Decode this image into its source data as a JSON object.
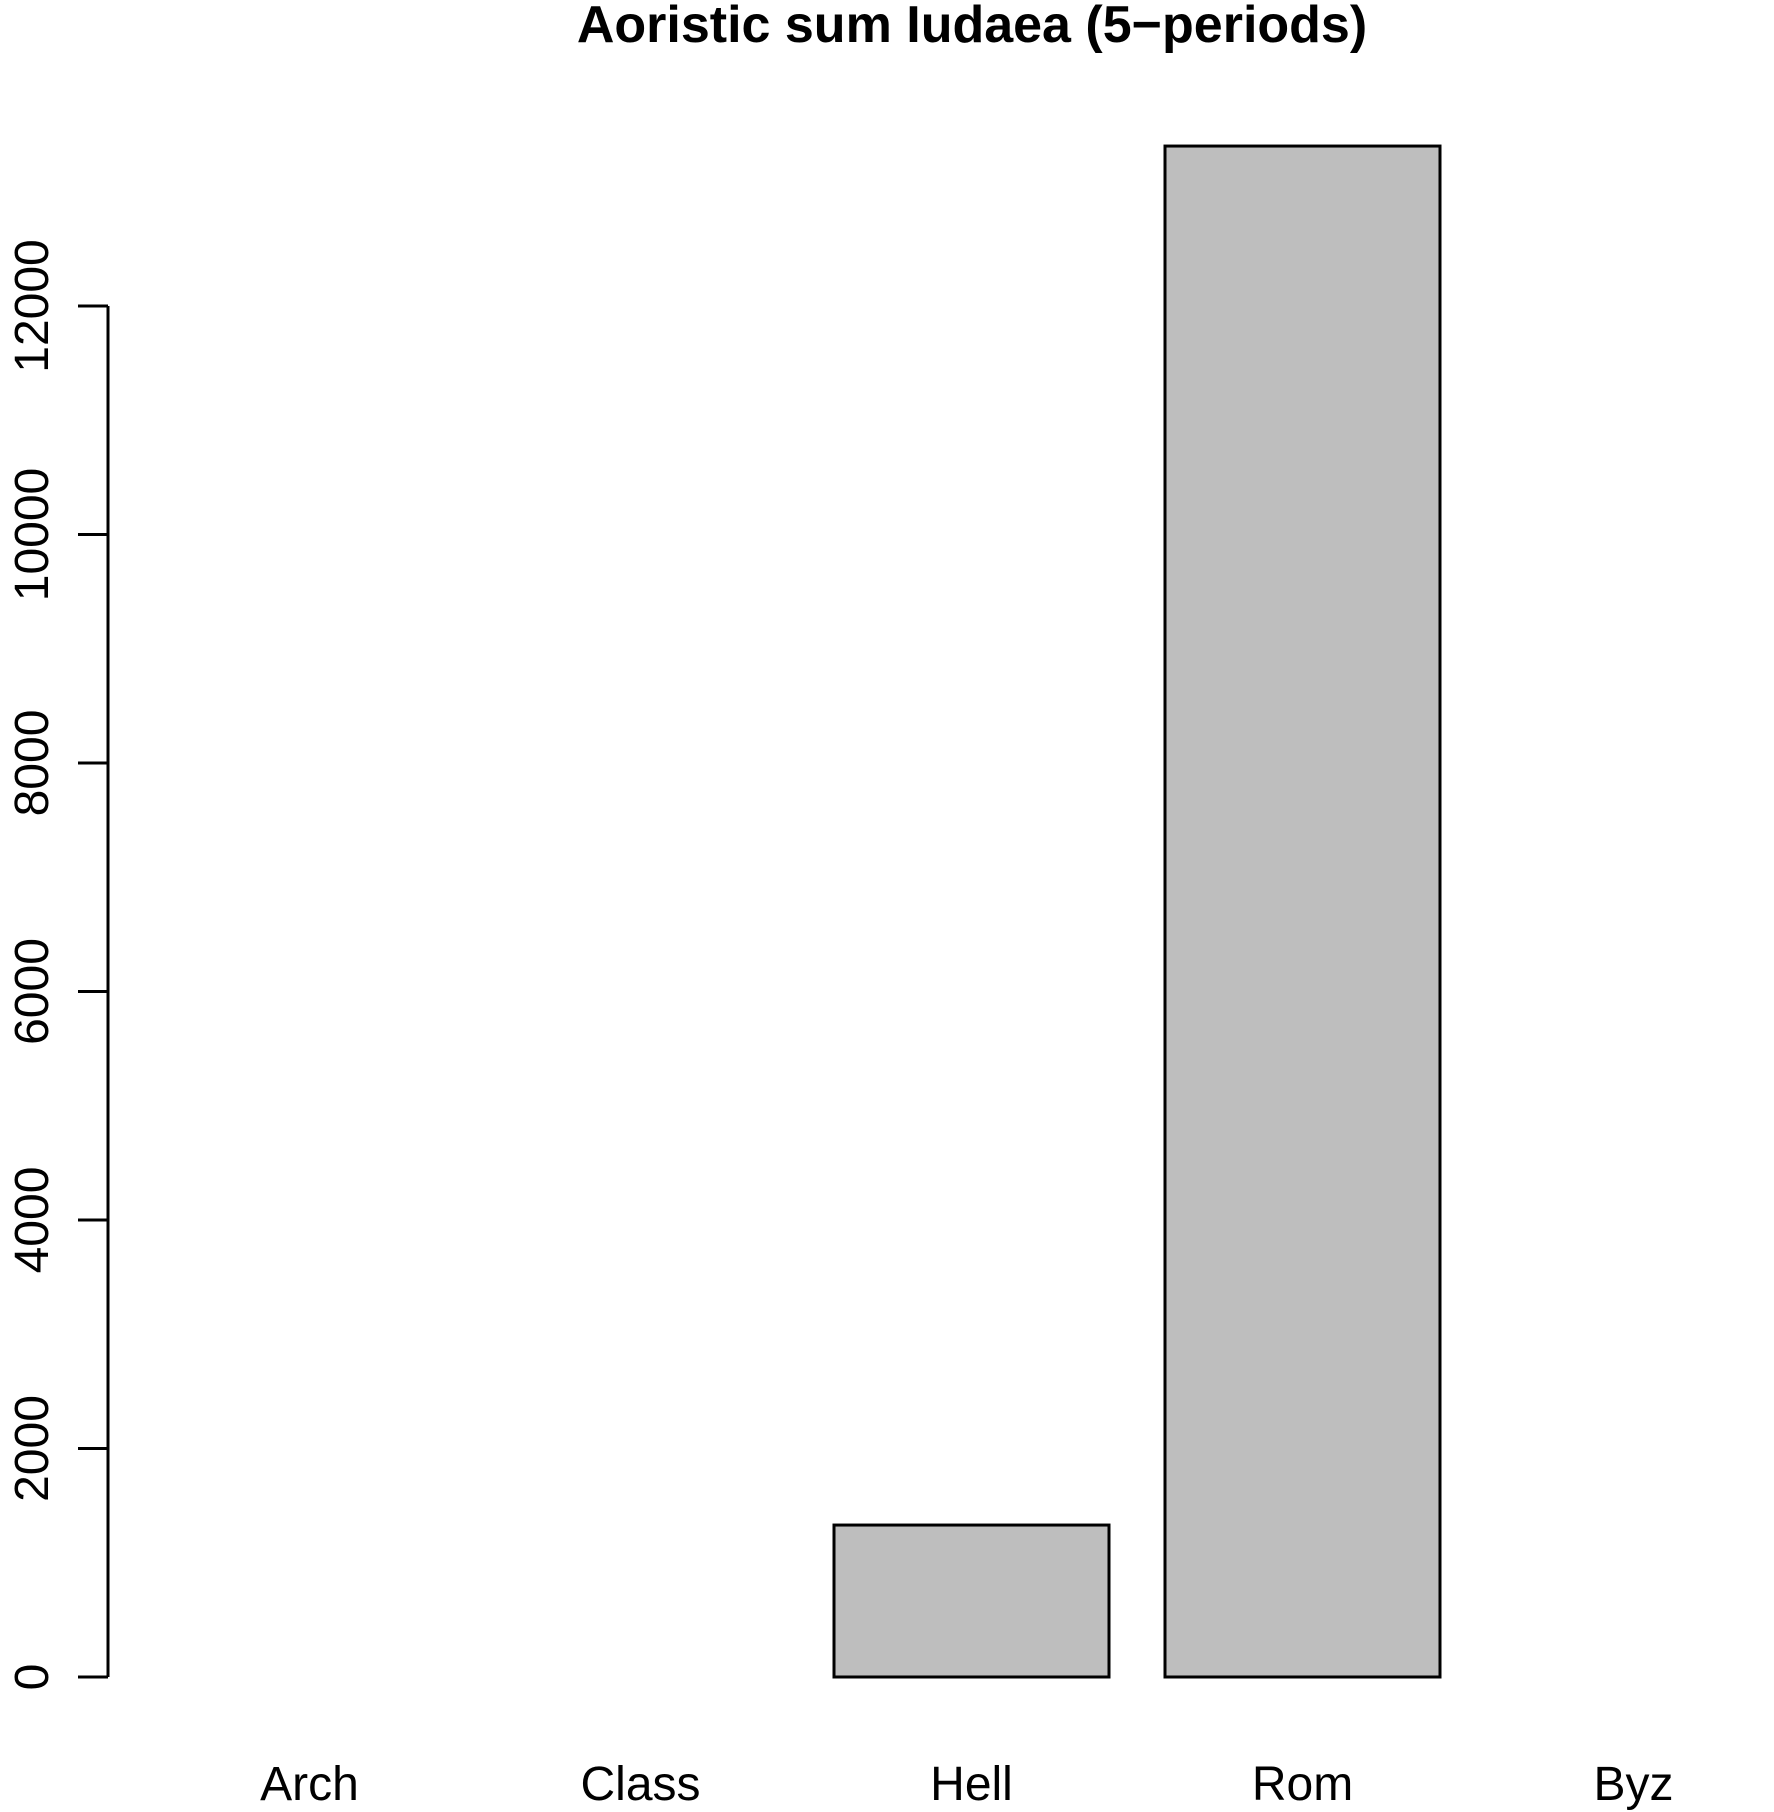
{
  "chart_data": {
    "type": "bar",
    "title": "Aoristic sum Iudaea (5−periods)",
    "xlabel": "",
    "ylabel": "",
    "categories": [
      "Arch",
      "Class",
      "Hell",
      "Rom",
      "Byz"
    ],
    "values": [
      0,
      0,
      1330,
      13400,
      0
    ],
    "yticks": [
      0,
      2000,
      4000,
      6000,
      8000,
      10000,
      12000
    ],
    "ylim": [
      0,
      14000
    ],
    "grid": false,
    "legend": "none",
    "colors": {
      "bar_fill": "#bebebe",
      "bar_stroke": "#000000",
      "axis": "#000000"
    }
  }
}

• • • • • • •

INSTRUCTIONS FOR THE TASK -> Your copy of the data above should match it exactly, except that pictures are left out.

WRITTEN RESPONSE ->
Decode this image into its source data as a JSON object.
{
  "chart_data": {
    "type": "bar",
    "title": "Aoristic sum Iudaea (5−periods)",
    "xlabel": "",
    "ylabel": "",
    "categories": [
      "Arch",
      "Class",
      "Hell",
      "Rom",
      "Byz"
    ],
    "values": [
      0,
      0,
      1330,
      13400,
      0
    ],
    "yticks": [
      0,
      2000,
      4000,
      6000,
      8000,
      10000,
      12000
    ],
    "ylim": [
      0,
      14000
    ],
    "grid": false,
    "legend": "none",
    "colors": {
      "bar_fill": "#bebebe",
      "bar_stroke": "#000000",
      "axis": "#000000"
    }
  }
}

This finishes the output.